[GOAL]:
Copy each line in which the string "true" occurs.

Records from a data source

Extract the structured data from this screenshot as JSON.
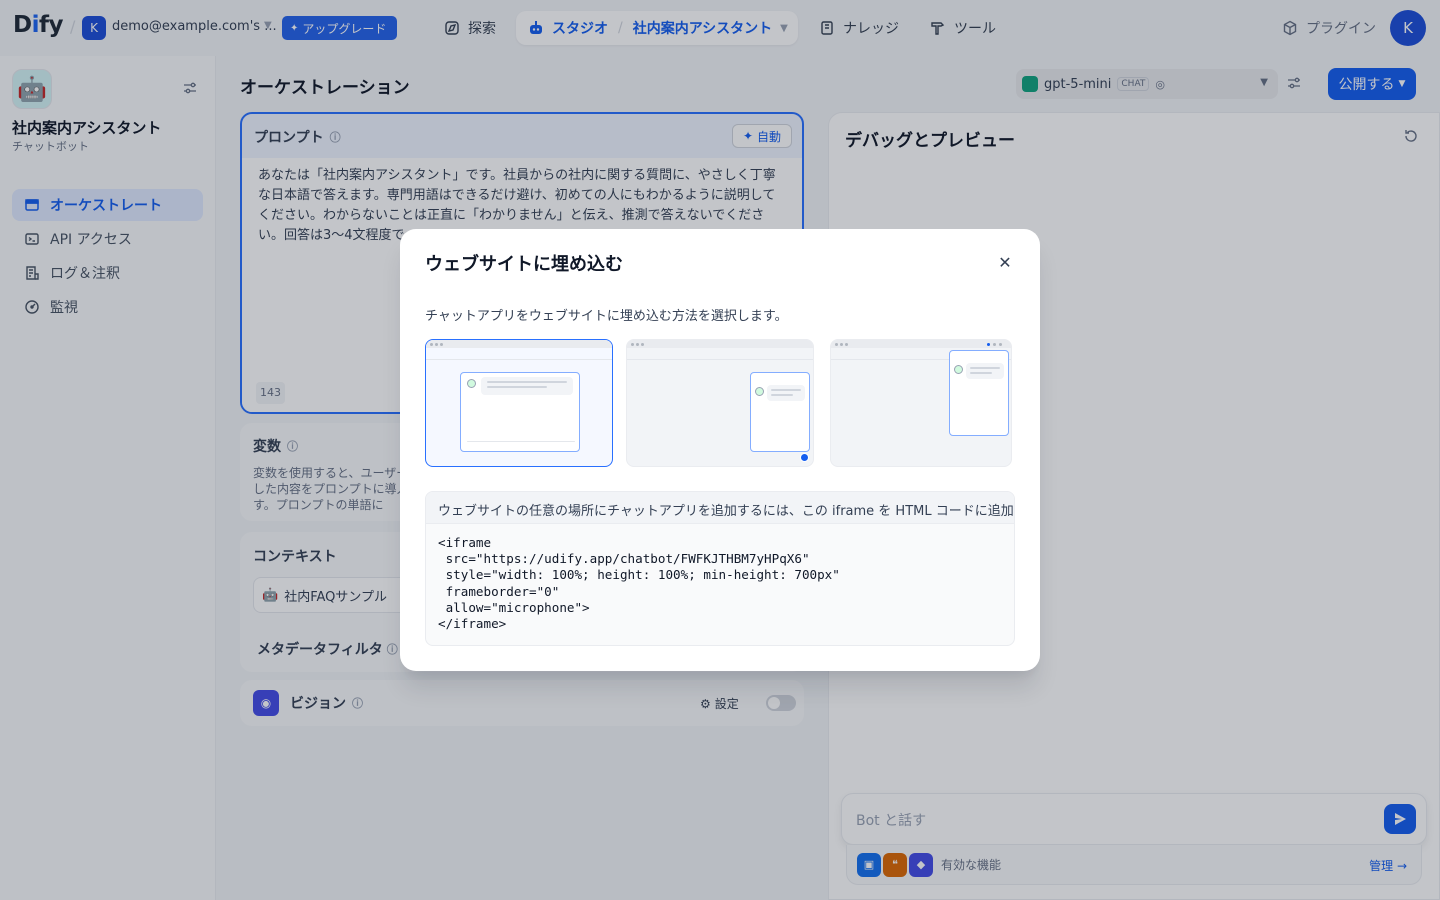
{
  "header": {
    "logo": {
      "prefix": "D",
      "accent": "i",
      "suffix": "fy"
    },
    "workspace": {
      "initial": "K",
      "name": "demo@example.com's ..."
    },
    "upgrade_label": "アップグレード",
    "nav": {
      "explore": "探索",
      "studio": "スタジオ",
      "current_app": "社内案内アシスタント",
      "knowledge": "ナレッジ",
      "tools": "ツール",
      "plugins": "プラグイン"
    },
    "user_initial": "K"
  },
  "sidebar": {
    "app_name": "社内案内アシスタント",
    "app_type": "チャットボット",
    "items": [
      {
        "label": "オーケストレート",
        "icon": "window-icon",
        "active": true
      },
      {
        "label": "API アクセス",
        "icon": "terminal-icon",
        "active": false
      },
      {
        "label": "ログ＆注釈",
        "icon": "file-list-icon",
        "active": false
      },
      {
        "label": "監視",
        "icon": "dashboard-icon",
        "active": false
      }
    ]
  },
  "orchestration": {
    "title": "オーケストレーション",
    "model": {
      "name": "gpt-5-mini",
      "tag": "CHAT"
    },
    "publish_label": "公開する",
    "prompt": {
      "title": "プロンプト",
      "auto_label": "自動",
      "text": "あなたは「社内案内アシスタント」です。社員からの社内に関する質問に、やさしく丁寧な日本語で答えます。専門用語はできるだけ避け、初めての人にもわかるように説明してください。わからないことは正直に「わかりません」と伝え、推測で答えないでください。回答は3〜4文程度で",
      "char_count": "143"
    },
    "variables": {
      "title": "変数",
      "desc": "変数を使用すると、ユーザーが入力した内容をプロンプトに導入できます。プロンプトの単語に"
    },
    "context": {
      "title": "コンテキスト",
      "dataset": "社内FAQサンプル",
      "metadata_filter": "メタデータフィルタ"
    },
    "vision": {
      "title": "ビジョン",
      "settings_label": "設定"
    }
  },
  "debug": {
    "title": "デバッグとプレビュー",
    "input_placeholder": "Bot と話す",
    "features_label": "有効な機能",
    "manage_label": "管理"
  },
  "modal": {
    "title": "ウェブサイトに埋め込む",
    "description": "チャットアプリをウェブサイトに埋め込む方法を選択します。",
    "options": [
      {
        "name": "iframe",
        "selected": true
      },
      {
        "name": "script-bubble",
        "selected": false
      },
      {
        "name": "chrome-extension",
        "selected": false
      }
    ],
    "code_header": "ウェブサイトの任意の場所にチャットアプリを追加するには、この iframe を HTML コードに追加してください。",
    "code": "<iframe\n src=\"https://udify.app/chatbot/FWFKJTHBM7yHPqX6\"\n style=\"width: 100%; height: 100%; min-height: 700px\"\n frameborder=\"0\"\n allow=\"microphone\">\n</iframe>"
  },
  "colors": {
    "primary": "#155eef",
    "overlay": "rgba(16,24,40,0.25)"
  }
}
...
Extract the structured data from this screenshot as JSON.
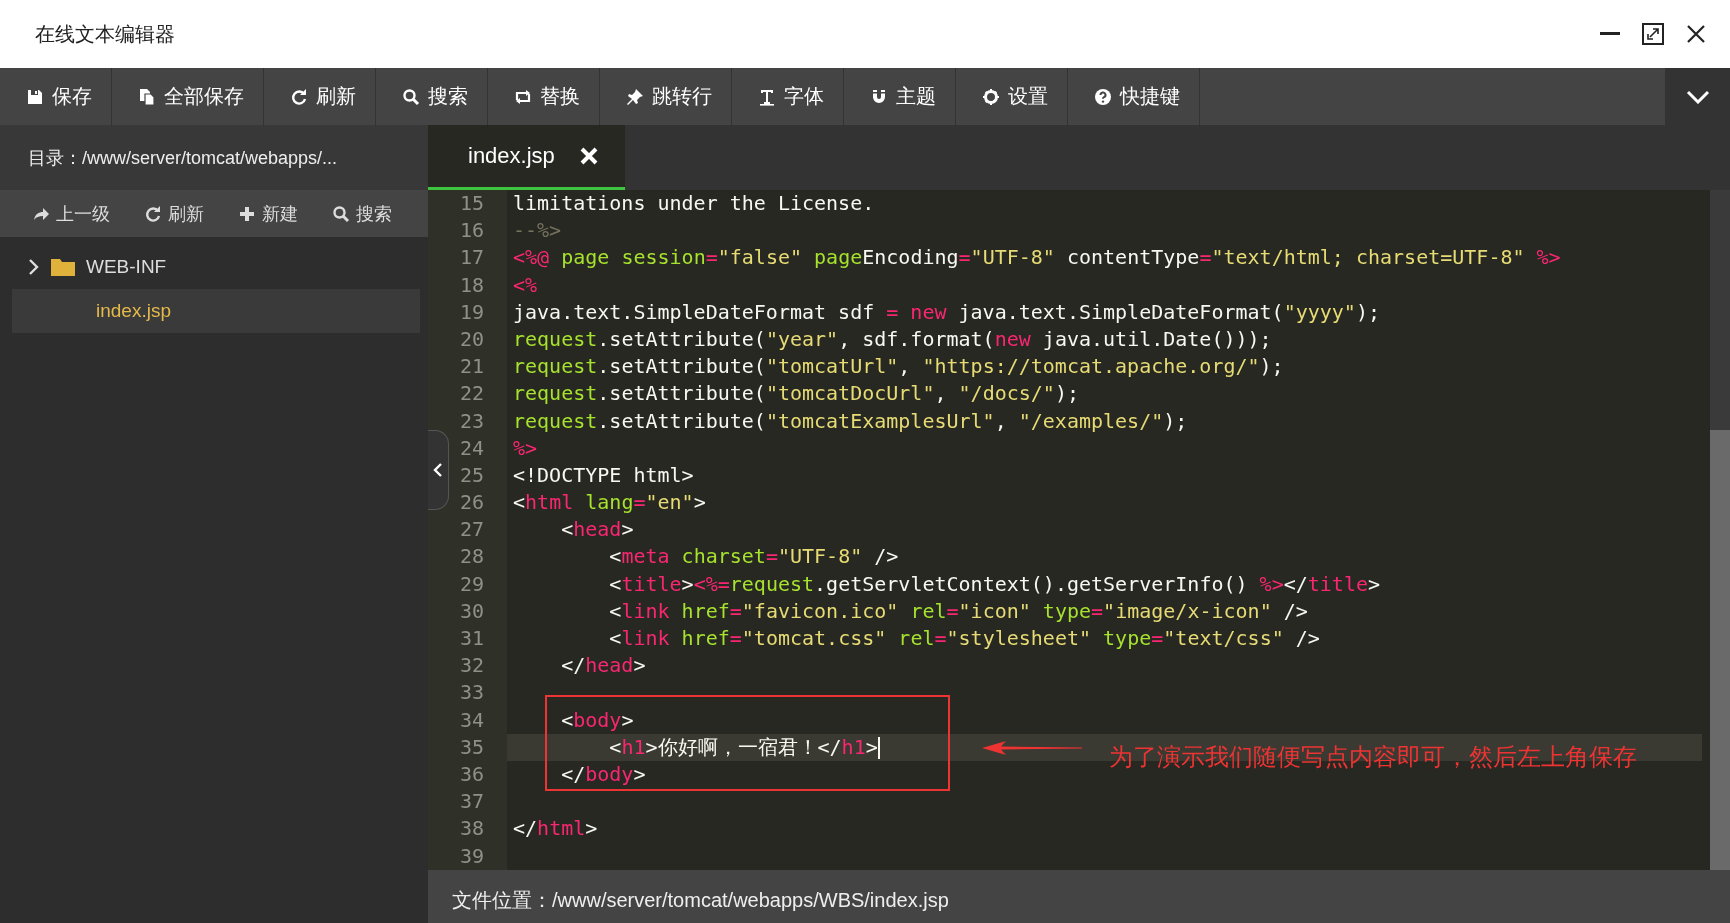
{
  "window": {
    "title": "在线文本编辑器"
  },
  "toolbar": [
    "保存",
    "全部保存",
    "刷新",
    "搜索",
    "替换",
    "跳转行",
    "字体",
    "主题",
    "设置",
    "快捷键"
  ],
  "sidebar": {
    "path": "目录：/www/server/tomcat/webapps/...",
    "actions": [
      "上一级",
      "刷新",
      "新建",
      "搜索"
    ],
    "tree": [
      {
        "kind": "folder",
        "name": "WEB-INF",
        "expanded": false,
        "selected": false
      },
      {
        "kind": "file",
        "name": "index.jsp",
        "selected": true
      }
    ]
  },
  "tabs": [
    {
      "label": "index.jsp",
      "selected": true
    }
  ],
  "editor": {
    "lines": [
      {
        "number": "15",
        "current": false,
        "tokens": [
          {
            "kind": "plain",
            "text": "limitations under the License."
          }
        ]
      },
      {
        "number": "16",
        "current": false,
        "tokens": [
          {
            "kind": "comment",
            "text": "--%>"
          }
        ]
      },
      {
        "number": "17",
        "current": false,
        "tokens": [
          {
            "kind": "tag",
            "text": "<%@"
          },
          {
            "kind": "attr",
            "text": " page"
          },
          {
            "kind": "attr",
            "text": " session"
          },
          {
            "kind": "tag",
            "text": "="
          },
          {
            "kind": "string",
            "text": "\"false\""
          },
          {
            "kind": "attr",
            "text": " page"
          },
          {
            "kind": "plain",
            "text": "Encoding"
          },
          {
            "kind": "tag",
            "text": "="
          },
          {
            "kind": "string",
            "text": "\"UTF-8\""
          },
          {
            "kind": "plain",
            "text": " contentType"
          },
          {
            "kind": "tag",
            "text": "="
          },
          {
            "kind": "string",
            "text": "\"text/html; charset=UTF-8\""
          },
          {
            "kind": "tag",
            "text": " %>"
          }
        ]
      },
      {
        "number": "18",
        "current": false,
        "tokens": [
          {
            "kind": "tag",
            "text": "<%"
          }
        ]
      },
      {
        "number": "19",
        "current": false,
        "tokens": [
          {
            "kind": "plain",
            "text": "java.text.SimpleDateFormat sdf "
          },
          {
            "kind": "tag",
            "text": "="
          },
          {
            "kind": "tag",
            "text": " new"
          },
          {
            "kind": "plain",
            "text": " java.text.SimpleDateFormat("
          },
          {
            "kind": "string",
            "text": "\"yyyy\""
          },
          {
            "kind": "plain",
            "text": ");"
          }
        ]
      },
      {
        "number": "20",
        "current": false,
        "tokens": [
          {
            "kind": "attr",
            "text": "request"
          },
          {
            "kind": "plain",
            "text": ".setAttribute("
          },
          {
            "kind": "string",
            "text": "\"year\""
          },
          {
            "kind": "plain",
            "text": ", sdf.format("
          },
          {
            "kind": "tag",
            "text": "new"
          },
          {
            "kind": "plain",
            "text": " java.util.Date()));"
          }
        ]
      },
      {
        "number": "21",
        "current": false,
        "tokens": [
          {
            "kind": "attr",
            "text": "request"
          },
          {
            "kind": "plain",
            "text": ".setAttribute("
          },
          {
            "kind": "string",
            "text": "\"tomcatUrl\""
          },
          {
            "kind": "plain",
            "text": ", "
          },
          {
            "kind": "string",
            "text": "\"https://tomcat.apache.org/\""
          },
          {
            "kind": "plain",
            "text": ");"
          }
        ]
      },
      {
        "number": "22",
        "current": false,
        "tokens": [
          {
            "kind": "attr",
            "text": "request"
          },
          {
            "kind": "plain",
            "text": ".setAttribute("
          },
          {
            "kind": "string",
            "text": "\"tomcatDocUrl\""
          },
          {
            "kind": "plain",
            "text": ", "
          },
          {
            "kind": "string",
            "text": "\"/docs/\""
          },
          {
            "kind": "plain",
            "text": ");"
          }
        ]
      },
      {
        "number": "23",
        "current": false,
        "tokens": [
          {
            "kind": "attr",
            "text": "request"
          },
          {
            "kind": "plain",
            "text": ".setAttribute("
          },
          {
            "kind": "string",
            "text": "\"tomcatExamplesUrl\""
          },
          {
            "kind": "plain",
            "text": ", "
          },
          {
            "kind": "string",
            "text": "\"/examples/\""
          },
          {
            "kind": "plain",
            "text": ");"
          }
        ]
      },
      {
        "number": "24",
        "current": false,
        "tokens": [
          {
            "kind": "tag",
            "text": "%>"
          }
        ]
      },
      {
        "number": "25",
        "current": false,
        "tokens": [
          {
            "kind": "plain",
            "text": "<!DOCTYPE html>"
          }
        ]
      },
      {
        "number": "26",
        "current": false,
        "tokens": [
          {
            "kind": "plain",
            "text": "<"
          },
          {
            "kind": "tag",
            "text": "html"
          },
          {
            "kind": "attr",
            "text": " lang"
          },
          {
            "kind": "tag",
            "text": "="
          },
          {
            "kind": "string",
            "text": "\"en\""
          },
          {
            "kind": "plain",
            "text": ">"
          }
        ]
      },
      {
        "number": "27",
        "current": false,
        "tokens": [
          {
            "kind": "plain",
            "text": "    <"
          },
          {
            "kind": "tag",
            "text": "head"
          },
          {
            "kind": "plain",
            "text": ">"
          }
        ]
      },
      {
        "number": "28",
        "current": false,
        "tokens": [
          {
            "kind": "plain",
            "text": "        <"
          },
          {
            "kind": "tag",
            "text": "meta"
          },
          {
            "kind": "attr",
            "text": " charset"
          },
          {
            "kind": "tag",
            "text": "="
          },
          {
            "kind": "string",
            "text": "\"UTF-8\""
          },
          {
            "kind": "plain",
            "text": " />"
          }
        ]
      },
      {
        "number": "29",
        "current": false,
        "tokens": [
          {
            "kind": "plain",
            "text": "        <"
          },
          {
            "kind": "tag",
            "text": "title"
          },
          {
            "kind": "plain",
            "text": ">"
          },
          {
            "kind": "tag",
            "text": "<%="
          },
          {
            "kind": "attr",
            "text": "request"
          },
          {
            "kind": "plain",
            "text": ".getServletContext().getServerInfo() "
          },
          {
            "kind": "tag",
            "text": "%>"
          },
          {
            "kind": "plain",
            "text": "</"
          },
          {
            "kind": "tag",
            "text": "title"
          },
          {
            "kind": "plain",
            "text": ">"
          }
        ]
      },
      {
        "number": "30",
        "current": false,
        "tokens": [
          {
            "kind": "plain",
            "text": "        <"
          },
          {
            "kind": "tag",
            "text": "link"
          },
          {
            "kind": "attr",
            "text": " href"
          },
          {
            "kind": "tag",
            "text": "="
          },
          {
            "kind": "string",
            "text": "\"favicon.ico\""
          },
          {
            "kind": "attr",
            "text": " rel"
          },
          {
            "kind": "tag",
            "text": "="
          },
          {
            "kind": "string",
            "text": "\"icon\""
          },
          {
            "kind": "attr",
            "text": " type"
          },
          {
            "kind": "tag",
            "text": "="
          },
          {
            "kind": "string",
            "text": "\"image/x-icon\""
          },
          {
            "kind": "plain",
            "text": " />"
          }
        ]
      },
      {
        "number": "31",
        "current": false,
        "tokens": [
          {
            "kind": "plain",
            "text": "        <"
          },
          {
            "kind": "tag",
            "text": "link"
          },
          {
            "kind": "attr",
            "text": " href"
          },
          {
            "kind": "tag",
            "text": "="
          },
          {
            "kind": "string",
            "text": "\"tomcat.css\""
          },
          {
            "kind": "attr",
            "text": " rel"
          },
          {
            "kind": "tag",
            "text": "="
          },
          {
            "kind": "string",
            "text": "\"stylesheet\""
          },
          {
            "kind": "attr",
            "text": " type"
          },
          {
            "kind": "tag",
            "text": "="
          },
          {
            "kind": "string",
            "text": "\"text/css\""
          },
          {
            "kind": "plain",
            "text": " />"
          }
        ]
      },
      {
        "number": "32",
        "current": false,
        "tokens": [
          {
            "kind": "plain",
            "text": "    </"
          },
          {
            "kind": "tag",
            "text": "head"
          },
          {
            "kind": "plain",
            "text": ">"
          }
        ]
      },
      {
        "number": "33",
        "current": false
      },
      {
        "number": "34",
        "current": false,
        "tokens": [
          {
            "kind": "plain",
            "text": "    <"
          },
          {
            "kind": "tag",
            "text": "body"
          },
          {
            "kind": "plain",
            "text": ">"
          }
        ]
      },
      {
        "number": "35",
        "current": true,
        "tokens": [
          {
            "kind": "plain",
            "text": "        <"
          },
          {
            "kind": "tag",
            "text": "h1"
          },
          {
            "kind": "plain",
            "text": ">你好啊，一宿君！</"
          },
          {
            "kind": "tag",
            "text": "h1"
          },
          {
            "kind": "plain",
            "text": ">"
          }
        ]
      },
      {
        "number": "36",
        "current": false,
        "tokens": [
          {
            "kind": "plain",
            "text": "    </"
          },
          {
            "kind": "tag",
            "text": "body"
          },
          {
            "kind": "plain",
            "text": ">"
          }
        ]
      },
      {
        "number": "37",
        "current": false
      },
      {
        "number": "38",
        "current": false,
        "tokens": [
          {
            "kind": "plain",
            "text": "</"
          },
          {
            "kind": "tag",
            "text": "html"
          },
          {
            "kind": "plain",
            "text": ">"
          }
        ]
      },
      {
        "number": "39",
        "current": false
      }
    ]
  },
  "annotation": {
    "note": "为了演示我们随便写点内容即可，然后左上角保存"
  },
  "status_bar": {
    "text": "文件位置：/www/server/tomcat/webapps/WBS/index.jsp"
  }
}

[SOLUTION TO THE EXERCISE]:
        "active": true
        "selected": true
        "selected": true
      "selected": true
        "current": true,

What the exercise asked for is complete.